---------- Extracted records ----------

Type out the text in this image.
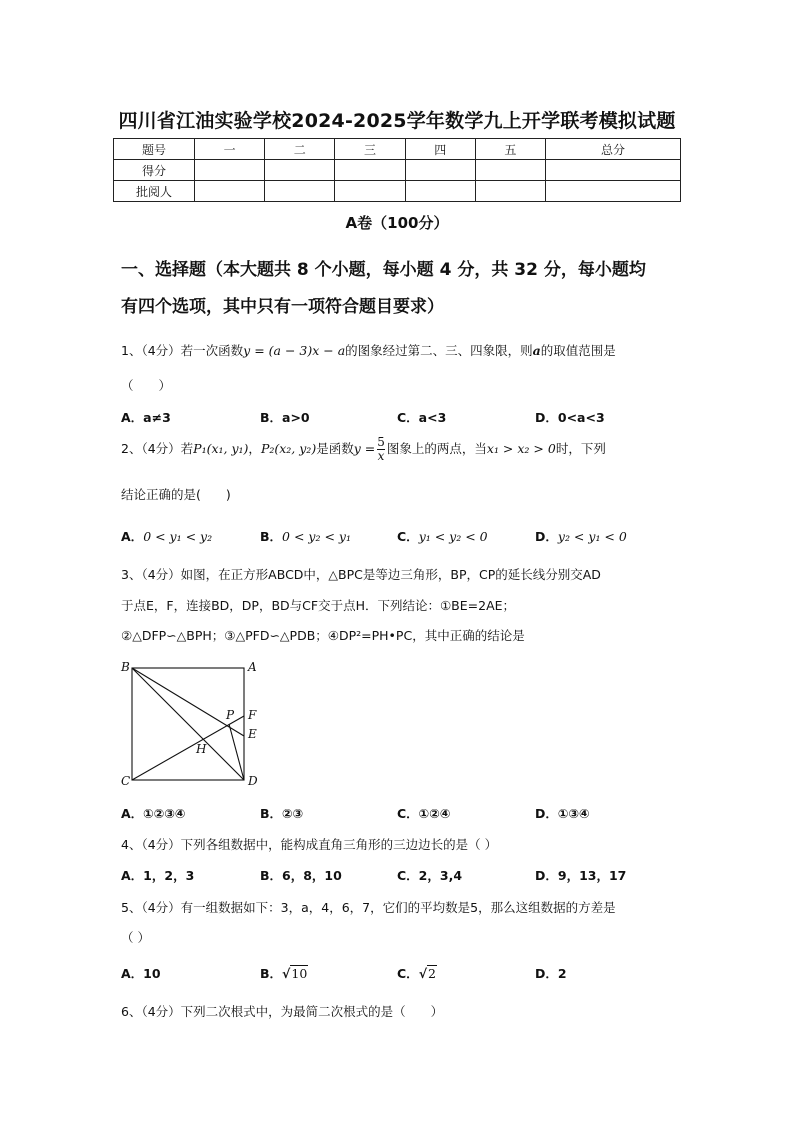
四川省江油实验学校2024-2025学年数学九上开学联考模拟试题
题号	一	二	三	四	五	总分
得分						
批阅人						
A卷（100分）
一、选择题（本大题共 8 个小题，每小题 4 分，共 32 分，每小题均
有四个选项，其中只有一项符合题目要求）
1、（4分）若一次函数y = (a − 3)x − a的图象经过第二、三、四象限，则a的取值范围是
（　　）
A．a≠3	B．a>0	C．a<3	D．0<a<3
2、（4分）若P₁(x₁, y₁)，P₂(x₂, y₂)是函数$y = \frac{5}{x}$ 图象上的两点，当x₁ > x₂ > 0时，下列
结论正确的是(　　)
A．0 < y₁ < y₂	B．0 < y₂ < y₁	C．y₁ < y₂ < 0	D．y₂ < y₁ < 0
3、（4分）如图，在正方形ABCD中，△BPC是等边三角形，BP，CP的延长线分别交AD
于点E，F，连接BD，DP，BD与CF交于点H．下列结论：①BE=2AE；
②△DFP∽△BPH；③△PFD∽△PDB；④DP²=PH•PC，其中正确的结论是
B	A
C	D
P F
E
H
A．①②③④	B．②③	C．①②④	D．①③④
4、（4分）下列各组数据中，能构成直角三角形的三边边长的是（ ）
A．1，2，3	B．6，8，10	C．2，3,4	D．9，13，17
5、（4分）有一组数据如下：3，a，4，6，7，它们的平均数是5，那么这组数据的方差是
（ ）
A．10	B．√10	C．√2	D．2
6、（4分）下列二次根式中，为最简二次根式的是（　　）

----------

What the task requires -> Without including any pictures, output all the entries above exactly.

Full output ->
Type out the text in this image.
四川省江油实验学校2024-2025学年数学九上开学联考模拟试题
题号	一	二	三	四	五	总分
得分						
批阅人						
A卷（100分）
一、选择题（本大题共 8 个小题，每小题 4 分，共 32 分，每小题均
有四个选项，其中只有一项符合题目要求）
1、（4分）若一次函数y = (a − 3)x − a的图象经过第二、三、四象限，则a的取值范围是
（　　）
A．a≠3	B．a>0	C．a<3	D．0<a<3
2、（4分）若P₁(x₁, y₁)，P₂(x₂, y₂)是函数$y = \frac{5}{x}$ 图象上的两点，当x₁ > x₂ > 0时，下列
结论正确的是(　　)
A．0 < y₁ < y₂	B．0 < y₂ < y₁	C．y₁ < y₂ < 0	D．y₂ < y₁ < 0
3、（4分）如图，在正方形ABCD中，△BPC是等边三角形，BP，CP的延长线分别交AD
于点E，F，连接BD，DP，BD与CF交于点H．下列结论：①BE=2AE；
②△DFP∽△BPH；③△PFD∽△PDB；④DP²=PH•PC，其中正确的结论是
B	A
C	D
P F
E
H
A．①②③④	B．②③	C．①②④	D．①③④
4、（4分）下列各组数据中，能构成直角三角形的三边边长的是（ ）
A．1，2，3	B．6，8，10	C．2，3,4	D．9，13，17
5、（4分）有一组数据如下：3，a，4，6，7，它们的平均数是5，那么这组数据的方差是
（ ）
A．10	B．√10	C．√2	D．2
6、（4分）下列二次根式中，为最简二次根式的是（　　）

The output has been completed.